** start of Input records **

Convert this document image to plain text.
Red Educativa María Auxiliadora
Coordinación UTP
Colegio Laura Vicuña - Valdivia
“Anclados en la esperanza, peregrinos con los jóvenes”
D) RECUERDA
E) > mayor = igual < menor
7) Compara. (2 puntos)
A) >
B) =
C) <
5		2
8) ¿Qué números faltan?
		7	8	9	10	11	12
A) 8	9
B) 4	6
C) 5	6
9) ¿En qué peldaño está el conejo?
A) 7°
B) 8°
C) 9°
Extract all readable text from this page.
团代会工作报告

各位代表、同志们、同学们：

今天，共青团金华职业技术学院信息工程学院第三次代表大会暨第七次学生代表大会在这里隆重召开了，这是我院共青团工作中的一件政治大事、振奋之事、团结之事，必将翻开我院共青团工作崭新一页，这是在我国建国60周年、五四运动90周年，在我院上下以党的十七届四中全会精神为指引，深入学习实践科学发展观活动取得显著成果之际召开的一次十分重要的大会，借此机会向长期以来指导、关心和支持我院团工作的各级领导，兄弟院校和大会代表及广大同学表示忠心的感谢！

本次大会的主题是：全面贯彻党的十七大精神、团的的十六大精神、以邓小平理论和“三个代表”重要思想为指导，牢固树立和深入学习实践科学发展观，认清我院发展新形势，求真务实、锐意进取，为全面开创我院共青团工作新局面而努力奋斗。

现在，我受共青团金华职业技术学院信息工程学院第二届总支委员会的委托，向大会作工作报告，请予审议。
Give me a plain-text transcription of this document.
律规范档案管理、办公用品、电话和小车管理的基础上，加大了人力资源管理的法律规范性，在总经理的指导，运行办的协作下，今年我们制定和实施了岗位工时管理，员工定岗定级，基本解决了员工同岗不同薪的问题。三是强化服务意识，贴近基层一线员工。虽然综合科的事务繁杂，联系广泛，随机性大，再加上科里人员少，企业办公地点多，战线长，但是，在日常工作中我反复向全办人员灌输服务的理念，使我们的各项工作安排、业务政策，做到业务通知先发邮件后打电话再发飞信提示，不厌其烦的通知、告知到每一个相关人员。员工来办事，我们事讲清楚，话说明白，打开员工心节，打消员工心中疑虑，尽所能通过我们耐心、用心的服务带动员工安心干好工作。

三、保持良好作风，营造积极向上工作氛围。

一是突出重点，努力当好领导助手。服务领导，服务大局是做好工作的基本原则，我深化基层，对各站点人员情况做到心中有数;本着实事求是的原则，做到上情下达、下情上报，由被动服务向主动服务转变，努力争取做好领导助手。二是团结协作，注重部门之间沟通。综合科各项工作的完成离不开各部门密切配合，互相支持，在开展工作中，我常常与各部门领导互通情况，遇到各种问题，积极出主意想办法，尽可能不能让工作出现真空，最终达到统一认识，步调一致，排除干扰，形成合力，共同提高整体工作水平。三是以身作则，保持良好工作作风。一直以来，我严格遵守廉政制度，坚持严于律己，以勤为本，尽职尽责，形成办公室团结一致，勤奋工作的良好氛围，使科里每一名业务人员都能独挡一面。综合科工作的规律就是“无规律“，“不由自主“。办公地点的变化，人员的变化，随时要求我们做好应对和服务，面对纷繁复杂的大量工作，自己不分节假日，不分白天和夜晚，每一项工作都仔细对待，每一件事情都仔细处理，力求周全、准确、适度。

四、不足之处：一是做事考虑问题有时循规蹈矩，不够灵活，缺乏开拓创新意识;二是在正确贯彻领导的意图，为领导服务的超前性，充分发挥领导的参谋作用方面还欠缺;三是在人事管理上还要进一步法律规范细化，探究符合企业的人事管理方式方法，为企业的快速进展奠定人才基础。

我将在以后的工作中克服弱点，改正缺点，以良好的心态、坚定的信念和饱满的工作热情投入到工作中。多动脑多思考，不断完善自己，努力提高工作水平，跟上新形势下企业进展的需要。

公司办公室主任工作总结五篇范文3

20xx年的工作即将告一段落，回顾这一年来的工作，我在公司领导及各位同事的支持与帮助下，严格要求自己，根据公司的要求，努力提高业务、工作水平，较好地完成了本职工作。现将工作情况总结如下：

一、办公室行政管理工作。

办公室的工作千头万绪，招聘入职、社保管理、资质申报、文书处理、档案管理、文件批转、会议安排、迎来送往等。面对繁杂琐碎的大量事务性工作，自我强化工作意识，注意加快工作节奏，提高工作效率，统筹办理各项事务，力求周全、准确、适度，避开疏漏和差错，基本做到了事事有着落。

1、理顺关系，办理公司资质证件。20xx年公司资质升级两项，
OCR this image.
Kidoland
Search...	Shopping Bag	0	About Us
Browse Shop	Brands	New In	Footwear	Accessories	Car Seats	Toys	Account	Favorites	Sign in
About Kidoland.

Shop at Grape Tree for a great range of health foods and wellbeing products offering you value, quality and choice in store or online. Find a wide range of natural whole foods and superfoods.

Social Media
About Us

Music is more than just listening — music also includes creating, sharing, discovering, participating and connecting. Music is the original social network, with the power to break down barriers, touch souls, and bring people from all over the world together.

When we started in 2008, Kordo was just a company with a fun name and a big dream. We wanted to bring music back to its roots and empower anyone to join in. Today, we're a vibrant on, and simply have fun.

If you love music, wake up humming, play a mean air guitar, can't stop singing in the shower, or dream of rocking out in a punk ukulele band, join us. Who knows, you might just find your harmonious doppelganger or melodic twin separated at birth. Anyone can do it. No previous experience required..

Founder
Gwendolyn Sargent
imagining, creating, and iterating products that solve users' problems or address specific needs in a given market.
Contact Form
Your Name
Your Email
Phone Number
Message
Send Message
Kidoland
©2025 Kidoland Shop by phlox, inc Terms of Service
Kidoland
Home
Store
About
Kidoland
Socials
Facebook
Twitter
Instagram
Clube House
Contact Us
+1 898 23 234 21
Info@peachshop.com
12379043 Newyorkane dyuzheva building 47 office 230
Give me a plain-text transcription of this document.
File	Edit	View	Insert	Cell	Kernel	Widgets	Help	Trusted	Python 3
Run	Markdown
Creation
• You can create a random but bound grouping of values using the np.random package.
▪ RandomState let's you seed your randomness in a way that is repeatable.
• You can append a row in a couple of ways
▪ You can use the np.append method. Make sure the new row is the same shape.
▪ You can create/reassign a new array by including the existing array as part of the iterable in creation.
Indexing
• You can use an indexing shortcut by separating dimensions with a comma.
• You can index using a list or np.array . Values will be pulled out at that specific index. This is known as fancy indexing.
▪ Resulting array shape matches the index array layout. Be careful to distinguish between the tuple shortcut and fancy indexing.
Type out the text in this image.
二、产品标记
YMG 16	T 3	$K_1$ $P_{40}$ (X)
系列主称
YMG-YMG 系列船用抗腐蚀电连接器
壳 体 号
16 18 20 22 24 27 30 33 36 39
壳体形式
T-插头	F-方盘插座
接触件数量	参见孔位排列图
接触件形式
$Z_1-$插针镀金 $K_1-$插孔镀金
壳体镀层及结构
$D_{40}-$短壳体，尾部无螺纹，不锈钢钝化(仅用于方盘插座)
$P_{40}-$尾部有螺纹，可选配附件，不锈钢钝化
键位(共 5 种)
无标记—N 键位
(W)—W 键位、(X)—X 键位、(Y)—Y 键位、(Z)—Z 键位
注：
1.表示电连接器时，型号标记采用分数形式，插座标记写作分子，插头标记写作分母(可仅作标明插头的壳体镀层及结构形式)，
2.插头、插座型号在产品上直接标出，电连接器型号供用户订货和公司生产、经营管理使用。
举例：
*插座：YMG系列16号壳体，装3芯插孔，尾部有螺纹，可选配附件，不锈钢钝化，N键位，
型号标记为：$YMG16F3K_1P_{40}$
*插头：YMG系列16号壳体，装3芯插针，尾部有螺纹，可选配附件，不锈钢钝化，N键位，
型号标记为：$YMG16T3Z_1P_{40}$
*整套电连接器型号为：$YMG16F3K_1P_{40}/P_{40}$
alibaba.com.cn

** end of Input records **

> _What you are asked to do_
Give the count of lines in the listing that hold the word "型号标记为", with no other text.

> _Response_
2